• _DO THIS_: Every line of the material that follows must be printed again exactly.

[Items listed in a dataset]

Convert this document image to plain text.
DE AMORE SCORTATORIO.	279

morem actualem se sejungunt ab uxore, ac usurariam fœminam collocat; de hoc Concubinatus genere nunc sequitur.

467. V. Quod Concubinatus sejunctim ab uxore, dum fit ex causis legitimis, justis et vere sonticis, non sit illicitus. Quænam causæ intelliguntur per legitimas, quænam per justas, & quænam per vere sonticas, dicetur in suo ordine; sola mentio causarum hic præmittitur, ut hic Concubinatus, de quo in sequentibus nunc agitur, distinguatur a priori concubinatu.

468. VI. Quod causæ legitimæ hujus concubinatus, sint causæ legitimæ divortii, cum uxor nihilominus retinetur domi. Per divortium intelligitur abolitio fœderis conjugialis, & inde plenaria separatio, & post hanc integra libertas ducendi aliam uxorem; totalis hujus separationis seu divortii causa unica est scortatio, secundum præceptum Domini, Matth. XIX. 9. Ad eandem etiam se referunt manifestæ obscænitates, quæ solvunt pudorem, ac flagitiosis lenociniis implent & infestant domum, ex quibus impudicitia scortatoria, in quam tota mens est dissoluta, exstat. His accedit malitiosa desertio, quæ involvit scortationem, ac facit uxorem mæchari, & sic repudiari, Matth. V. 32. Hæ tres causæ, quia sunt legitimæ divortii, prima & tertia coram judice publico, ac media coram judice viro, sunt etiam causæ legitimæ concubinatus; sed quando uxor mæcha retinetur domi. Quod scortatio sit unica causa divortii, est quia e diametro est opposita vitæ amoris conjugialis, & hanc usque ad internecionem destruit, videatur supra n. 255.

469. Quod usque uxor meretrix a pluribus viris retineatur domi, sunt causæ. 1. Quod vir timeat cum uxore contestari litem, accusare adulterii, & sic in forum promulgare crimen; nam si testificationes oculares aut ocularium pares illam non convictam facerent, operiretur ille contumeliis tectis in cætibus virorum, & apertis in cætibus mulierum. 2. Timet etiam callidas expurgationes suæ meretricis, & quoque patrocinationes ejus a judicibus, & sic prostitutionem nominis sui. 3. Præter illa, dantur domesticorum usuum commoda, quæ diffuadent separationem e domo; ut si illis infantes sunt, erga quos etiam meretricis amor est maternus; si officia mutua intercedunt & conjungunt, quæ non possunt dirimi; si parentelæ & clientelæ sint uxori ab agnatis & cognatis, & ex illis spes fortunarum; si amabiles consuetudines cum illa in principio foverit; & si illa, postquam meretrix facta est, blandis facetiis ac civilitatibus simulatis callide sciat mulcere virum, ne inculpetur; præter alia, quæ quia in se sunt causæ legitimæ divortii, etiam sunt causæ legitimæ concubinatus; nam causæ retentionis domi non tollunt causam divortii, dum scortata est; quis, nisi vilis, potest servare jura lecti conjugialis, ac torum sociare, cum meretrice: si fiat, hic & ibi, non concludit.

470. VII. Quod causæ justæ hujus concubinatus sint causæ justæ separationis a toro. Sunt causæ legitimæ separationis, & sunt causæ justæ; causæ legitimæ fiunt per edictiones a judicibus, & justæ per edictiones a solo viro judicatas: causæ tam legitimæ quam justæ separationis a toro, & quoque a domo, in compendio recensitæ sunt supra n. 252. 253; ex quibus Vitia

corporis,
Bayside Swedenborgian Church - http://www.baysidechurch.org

• _FINISHED TASK_:
Convert this document image to plain text.
DE AMORE SCORTATORIO.	279

morem actualem se sejungunt ab uxore, ac usurariam fœminam collocat; de hoc Concubinatus genere nunc sequitur.

467. V. Quod Concubinatus sejunctim ab uxore, dum fit ex causis legitimis, justis et vere sonticis, non sit illicitus. Quænam causæ intelliguntur per legitimas, quænam per justas, & quænam per vere sonticas, dicetur in suo ordine; sola mentio causarum hic præmittitur, ut hic Concubinatus, de quo in sequentibus nunc agitur, distinguatur a priori concubinatu.

468. VI. Quod causæ legitimæ hujus concubinatus, sint causæ legitimæ divortii, cum uxor nihilominus retinetur domi. Per divortium intelligitur abolitio fœderis conjugialis, & inde plenaria separatio, & post hanc integra libertas ducendi aliam uxorem; totalis hujus separationis seu divortii causa unica est scortatio, secundum præceptum Domini, Matth. XIX. 9. Ad eandem etiam se referunt manifestæ obscænitates, quæ solvunt pudorem, ac flagitiosis lenociniis implent & infestant domum, ex quibus impudicitia scortatoria, in quam tota mens est dissoluta, exstat. His accedit malitiosa desertio, quæ involvit scortationem, ac facit uxorem mæchari, & sic repudiari, Matth. V. 32. Hæ tres causæ, quia sunt legitimæ divortii, prima & tertia coram judice publico, ac media coram judice viro, sunt etiam causæ legitimæ concubinatus; sed quando uxor mæcha retinetur domi. Quod scortatio sit unica causa divortii, est quia e diametro est opposita vitæ amoris conjugialis, & hanc usque ad internecionem destruit, videatur supra n. 255.

469. Quod usque uxor meretrix a pluribus viris retineatur domi, sunt causæ. 1. Quod vir timeat cum uxore contestari litem, accusare adulterii, & sic in forum promulgare crimen; nam si testificationes oculares aut ocularium pares illam non convictam facerent, operiretur ille contumeliis tectis in cætibus virorum, & apertis in cætibus mulierum. 2. Timet etiam callidas expurgationes suæ meretricis, & quoque patrocinationes ejus a judicibus, & sic prostitutionem nominis sui. 3. Præter illa, dantur domesticorum usuum commoda, quæ diffuadent separationem e domo; ut si illis infantes sunt, erga quos etiam meretricis amor est maternus; si officia mutua intercedunt & conjungunt, quæ non possunt dirimi; si parentelæ & clientelæ sint uxori ab agnatis & cognatis, & ex illis spes fortunarum; si amabiles consuetudines cum illa in principio foverit; & si illa, postquam meretrix facta est, blandis facetiis ac civilitatibus simulatis callide sciat mulcere virum, ne inculpetur; præter alia, quæ quia in se sunt causæ legitimæ divortii, etiam sunt causæ legitimæ concubinatus; nam causæ retentionis domi non tollunt causam divortii, dum scortata est; quis, nisi vilis, potest servare jura lecti conjugialis, ac torum sociare, cum meretrice: si fiat, hic & ibi, non concludit.

470. VII. Quod causæ justæ hujus concubinatus sint causæ justæ separationis a toro. Sunt causæ legitimæ separationis, & sunt causæ justæ; causæ legitimæ fiunt per edictiones a judicibus, & justæ per edictiones a solo viro judicatas: causæ tam legitimæ quam justæ separationis a toro, & quoque a domo, in compendio recensitæ sunt supra n. 252. 253; ex quibus Vitia

corporis,
Bayside Swedenborgian Church - http://www.baysidechurch.org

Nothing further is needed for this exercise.